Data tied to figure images
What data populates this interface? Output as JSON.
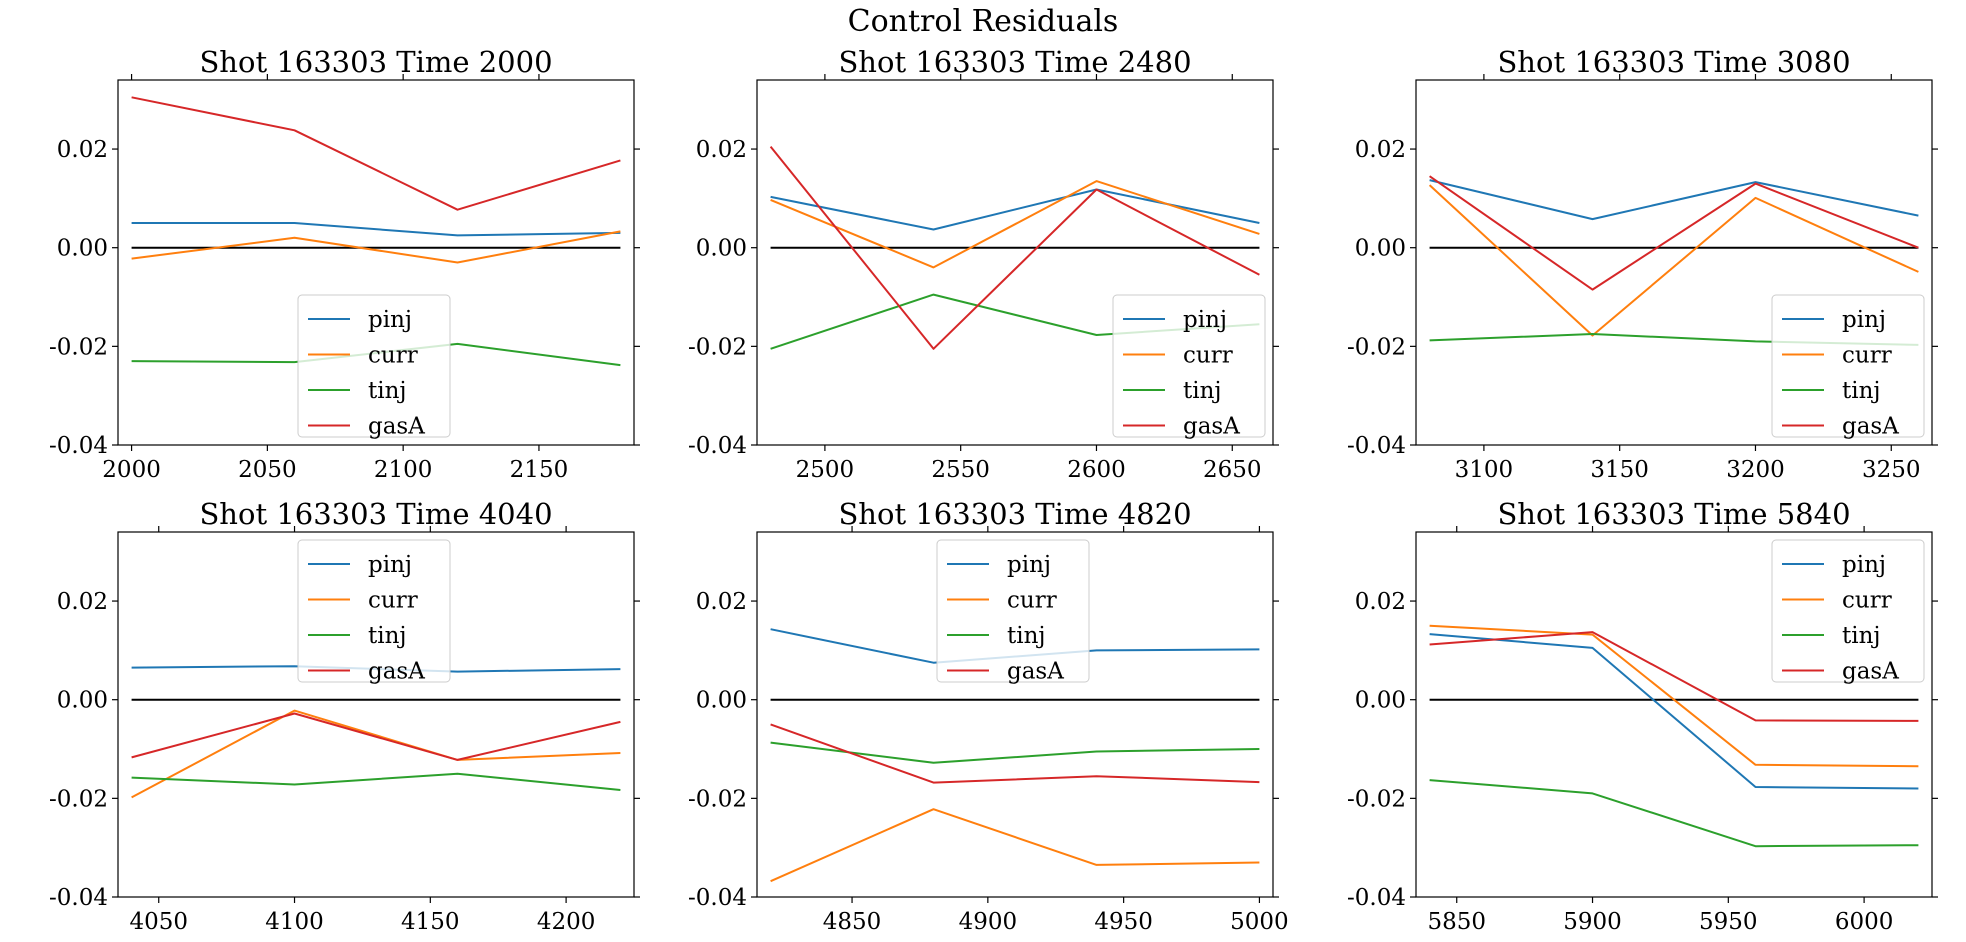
{
  "figure": {
    "title": "Control Residuals"
  },
  "legend_labels": [
    "pinj",
    "curr",
    "tinj",
    "gasA"
  ],
  "colors": {
    "pinj": "#1f77b4",
    "curr": "#ff7f0e",
    "tinj": "#2ca02c",
    "gasA": "#d62728",
    "zero_line": "#000000"
  },
  "chart_data": [
    {
      "type": "line",
      "title": "Shot 163303   Time 2000",
      "x": [
        2000,
        2060,
        2120,
        2180
      ],
      "xlim": [
        1995,
        2185
      ],
      "xticks": [
        2000,
        2050,
        2100,
        2150
      ],
      "ylim": [
        -0.04,
        0.034
      ],
      "yticks": [
        "0.02",
        "0.00",
        "-0.02",
        "-0.04"
      ],
      "legend_position": "lower center",
      "series": [
        {
          "name": "pinj",
          "values": [
            0.005,
            0.005,
            0.0025,
            0.003
          ]
        },
        {
          "name": "curr",
          "values": [
            -0.0022,
            0.002,
            -0.003,
            0.0033
          ]
        },
        {
          "name": "tinj",
          "values": [
            -0.023,
            -0.0232,
            -0.0195,
            -0.0238
          ]
        },
        {
          "name": "gasA",
          "values": [
            0.0305,
            0.0238,
            0.0077,
            0.0177
          ]
        }
      ]
    },
    {
      "type": "line",
      "title": "Shot 163303   Time 2480",
      "x": [
        2480,
        2540,
        2600,
        2660
      ],
      "xlim": [
        2475,
        2665
      ],
      "xticks": [
        2500,
        2550,
        2600,
        2650
      ],
      "ylim": [
        -0.04,
        0.034
      ],
      "yticks": [
        "0.02",
        "0.00",
        "-0.02",
        "-0.04"
      ],
      "legend_position": "lower right",
      "series": [
        {
          "name": "pinj",
          "values": [
            0.0103,
            0.0037,
            0.0118,
            0.005
          ]
        },
        {
          "name": "curr",
          "values": [
            0.0097,
            -0.004,
            0.0135,
            0.0028
          ]
        },
        {
          "name": "tinj",
          "values": [
            -0.0205,
            -0.0095,
            -0.0177,
            -0.0155
          ]
        },
        {
          "name": "gasA",
          "values": [
            0.0205,
            -0.0205,
            0.0118,
            -0.0055
          ]
        }
      ]
    },
    {
      "type": "line",
      "title": "Shot 163303   Time 3080",
      "x": [
        3080,
        3140,
        3200,
        3260
      ],
      "xlim": [
        3075,
        3265
      ],
      "xticks": [
        3100,
        3150,
        3200,
        3250
      ],
      "ylim": [
        -0.04,
        0.034
      ],
      "yticks": [
        "0.02",
        "0.00",
        "-0.02",
        "-0.04"
      ],
      "legend_position": "lower right",
      "series": [
        {
          "name": "pinj",
          "values": [
            0.0137,
            0.0058,
            0.0133,
            0.0065
          ]
        },
        {
          "name": "curr",
          "values": [
            0.0127,
            -0.0178,
            0.0101,
            -0.0049
          ]
        },
        {
          "name": "tinj",
          "values": [
            -0.0188,
            -0.0175,
            -0.019,
            -0.0197
          ]
        },
        {
          "name": "gasA",
          "values": [
            0.0145,
            -0.0085,
            0.013,
            0.0
          ]
        }
      ]
    },
    {
      "type": "line",
      "title": "Shot 163303   Time 4040",
      "x": [
        4040,
        4100,
        4160,
        4220
      ],
      "xlim": [
        4035,
        4225
      ],
      "xticks": [
        4050,
        4100,
        4150,
        4200
      ],
      "ylim": [
        -0.04,
        0.034
      ],
      "yticks": [
        "0.02",
        "0.00",
        "-0.02",
        "-0.04"
      ],
      "legend_position": "upper center",
      "series": [
        {
          "name": "pinj",
          "values": [
            0.0065,
            0.0068,
            0.0057,
            0.0062
          ]
        },
        {
          "name": "curr",
          "values": [
            -0.0198,
            -0.0022,
            -0.0122,
            -0.0108
          ]
        },
        {
          "name": "tinj",
          "values": [
            -0.0158,
            -0.0172,
            -0.015,
            -0.0183
          ]
        },
        {
          "name": "gasA",
          "values": [
            -0.0117,
            -0.0028,
            -0.0122,
            -0.0045
          ]
        }
      ]
    },
    {
      "type": "line",
      "title": "Shot 163303   Time 4820",
      "x": [
        4820,
        4880,
        4940,
        5000
      ],
      "xlim": [
        4815,
        5005
      ],
      "xticks": [
        4850,
        4900,
        4950,
        5000
      ],
      "ylim": [
        -0.04,
        0.034
      ],
      "yticks": [
        "0.02",
        "0.00",
        "-0.02",
        "-0.04"
      ],
      "legend_position": "upper center",
      "series": [
        {
          "name": "pinj",
          "values": [
            0.0143,
            0.0075,
            0.01,
            0.0102
          ]
        },
        {
          "name": "curr",
          "values": [
            -0.0368,
            -0.0222,
            -0.0335,
            -0.033
          ]
        },
        {
          "name": "tinj",
          "values": [
            -0.0087,
            -0.0128,
            -0.0105,
            -0.01
          ]
        },
        {
          "name": "gasA",
          "values": [
            -0.005,
            -0.0168,
            -0.0155,
            -0.0167
          ]
        }
      ]
    },
    {
      "type": "line",
      "title": "Shot 163303   Time 5840",
      "x": [
        5840,
        5900,
        5960,
        6020
      ],
      "xlim": [
        5835,
        6025
      ],
      "xticks": [
        5850,
        5900,
        5950,
        6000
      ],
      "ylim": [
        -0.04,
        0.034
      ],
      "yticks": [
        "0.02",
        "0.00",
        "-0.02",
        "-0.04"
      ],
      "legend_position": "upper right",
      "series": [
        {
          "name": "pinj",
          "values": [
            0.0133,
            0.0105,
            -0.0177,
            -0.018
          ]
        },
        {
          "name": "curr",
          "values": [
            0.015,
            0.0132,
            -0.0132,
            -0.0135
          ]
        },
        {
          "name": "tinj",
          "values": [
            -0.0163,
            -0.019,
            -0.0297,
            -0.0295
          ]
        },
        {
          "name": "gasA",
          "values": [
            0.0112,
            0.0137,
            -0.0042,
            -0.0043
          ]
        }
      ]
    }
  ]
}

- _TASK REQUIREMENTS_
Print each record exactly as it stands, leaving the images out.

- _EXERCISE OUTPUT_
What data populates this interface? Output as JSON.
{
  "figure": {
    "title": "Control Residuals"
  },
  "legend_labels": [
    "pinj",
    "curr",
    "tinj",
    "gasA"
  ],
  "colors": {
    "pinj": "#1f77b4",
    "curr": "#ff7f0e",
    "tinj": "#2ca02c",
    "gasA": "#d62728",
    "zero_line": "#000000"
  },
  "chart_data": [
    {
      "type": "line",
      "title": "Shot 163303   Time 2000",
      "x": [
        2000,
        2060,
        2120,
        2180
      ],
      "xlim": [
        1995,
        2185
      ],
      "xticks": [
        2000,
        2050,
        2100,
        2150
      ],
      "ylim": [
        -0.04,
        0.034
      ],
      "yticks": [
        "0.02",
        "0.00",
        "-0.02",
        "-0.04"
      ],
      "legend_position": "lower center",
      "series": [
        {
          "name": "pinj",
          "values": [
            0.005,
            0.005,
            0.0025,
            0.003
          ]
        },
        {
          "name": "curr",
          "values": [
            -0.0022,
            0.002,
            -0.003,
            0.0033
          ]
        },
        {
          "name": "tinj",
          "values": [
            -0.023,
            -0.0232,
            -0.0195,
            -0.0238
          ]
        },
        {
          "name": "gasA",
          "values": [
            0.0305,
            0.0238,
            0.0077,
            0.0177
          ]
        }
      ]
    },
    {
      "type": "line",
      "title": "Shot 163303   Time 2480",
      "x": [
        2480,
        2540,
        2600,
        2660
      ],
      "xlim": [
        2475,
        2665
      ],
      "xticks": [
        2500,
        2550,
        2600,
        2650
      ],
      "ylim": [
        -0.04,
        0.034
      ],
      "yticks": [
        "0.02",
        "0.00",
        "-0.02",
        "-0.04"
      ],
      "legend_position": "lower right",
      "series": [
        {
          "name": "pinj",
          "values": [
            0.0103,
            0.0037,
            0.0118,
            0.005
          ]
        },
        {
          "name": "curr",
          "values": [
            0.0097,
            -0.004,
            0.0135,
            0.0028
          ]
        },
        {
          "name": "tinj",
          "values": [
            -0.0205,
            -0.0095,
            -0.0177,
            -0.0155
          ]
        },
        {
          "name": "gasA",
          "values": [
            0.0205,
            -0.0205,
            0.0118,
            -0.0055
          ]
        }
      ]
    },
    {
      "type": "line",
      "title": "Shot 163303   Time 3080",
      "x": [
        3080,
        3140,
        3200,
        3260
      ],
      "xlim": [
        3075,
        3265
      ],
      "xticks": [
        3100,
        3150,
        3200,
        3250
      ],
      "ylim": [
        -0.04,
        0.034
      ],
      "yticks": [
        "0.02",
        "0.00",
        "-0.02",
        "-0.04"
      ],
      "legend_position": "lower right",
      "series": [
        {
          "name": "pinj",
          "values": [
            0.0137,
            0.0058,
            0.0133,
            0.0065
          ]
        },
        {
          "name": "curr",
          "values": [
            0.0127,
            -0.0178,
            0.0101,
            -0.0049
          ]
        },
        {
          "name": "tinj",
          "values": [
            -0.0188,
            -0.0175,
            -0.019,
            -0.0197
          ]
        },
        {
          "name": "gasA",
          "values": [
            0.0145,
            -0.0085,
            0.013,
            0.0
          ]
        }
      ]
    },
    {
      "type": "line",
      "title": "Shot 163303   Time 4040",
      "x": [
        4040,
        4100,
        4160,
        4220
      ],
      "xlim": [
        4035,
        4225
      ],
      "xticks": [
        4050,
        4100,
        4150,
        4200
      ],
      "ylim": [
        -0.04,
        0.034
      ],
      "yticks": [
        "0.02",
        "0.00",
        "-0.02",
        "-0.04"
      ],
      "legend_position": "upper center",
      "series": [
        {
          "name": "pinj",
          "values": [
            0.0065,
            0.0068,
            0.0057,
            0.0062
          ]
        },
        {
          "name": "curr",
          "values": [
            -0.0198,
            -0.0022,
            -0.0122,
            -0.0108
          ]
        },
        {
          "name": "tinj",
          "values": [
            -0.0158,
            -0.0172,
            -0.015,
            -0.0183
          ]
        },
        {
          "name": "gasA",
          "values": [
            -0.0117,
            -0.0028,
            -0.0122,
            -0.0045
          ]
        }
      ]
    },
    {
      "type": "line",
      "title": "Shot 163303   Time 4820",
      "x": [
        4820,
        4880,
        4940,
        5000
      ],
      "xlim": [
        4815,
        5005
      ],
      "xticks": [
        4850,
        4900,
        4950,
        5000
      ],
      "ylim": [
        -0.04,
        0.034
      ],
      "yticks": [
        "0.02",
        "0.00",
        "-0.02",
        "-0.04"
      ],
      "legend_position": "upper center",
      "series": [
        {
          "name": "pinj",
          "values": [
            0.0143,
            0.0075,
            0.01,
            0.0102
          ]
        },
        {
          "name": "curr",
          "values": [
            -0.0368,
            -0.0222,
            -0.0335,
            -0.033
          ]
        },
        {
          "name": "tinj",
          "values": [
            -0.0087,
            -0.0128,
            -0.0105,
            -0.01
          ]
        },
        {
          "name": "gasA",
          "values": [
            -0.005,
            -0.0168,
            -0.0155,
            -0.0167
          ]
        }
      ]
    },
    {
      "type": "line",
      "title": "Shot 163303   Time 5840",
      "x": [
        5840,
        5900,
        5960,
        6020
      ],
      "xlim": [
        5835,
        6025
      ],
      "xticks": [
        5850,
        5900,
        5950,
        6000
      ],
      "ylim": [
        -0.04,
        0.034
      ],
      "yticks": [
        "0.02",
        "0.00",
        "-0.02",
        "-0.04"
      ],
      "legend_position": "upper right",
      "series": [
        {
          "name": "pinj",
          "values": [
            0.0133,
            0.0105,
            -0.0177,
            -0.018
          ]
        },
        {
          "name": "curr",
          "values": [
            0.015,
            0.0132,
            -0.0132,
            -0.0135
          ]
        },
        {
          "name": "tinj",
          "values": [
            -0.0163,
            -0.019,
            -0.0297,
            -0.0295
          ]
        },
        {
          "name": "gasA",
          "values": [
            0.0112,
            0.0137,
            -0.0042,
            -0.0043
          ]
        }
      ]
    }
  ]
}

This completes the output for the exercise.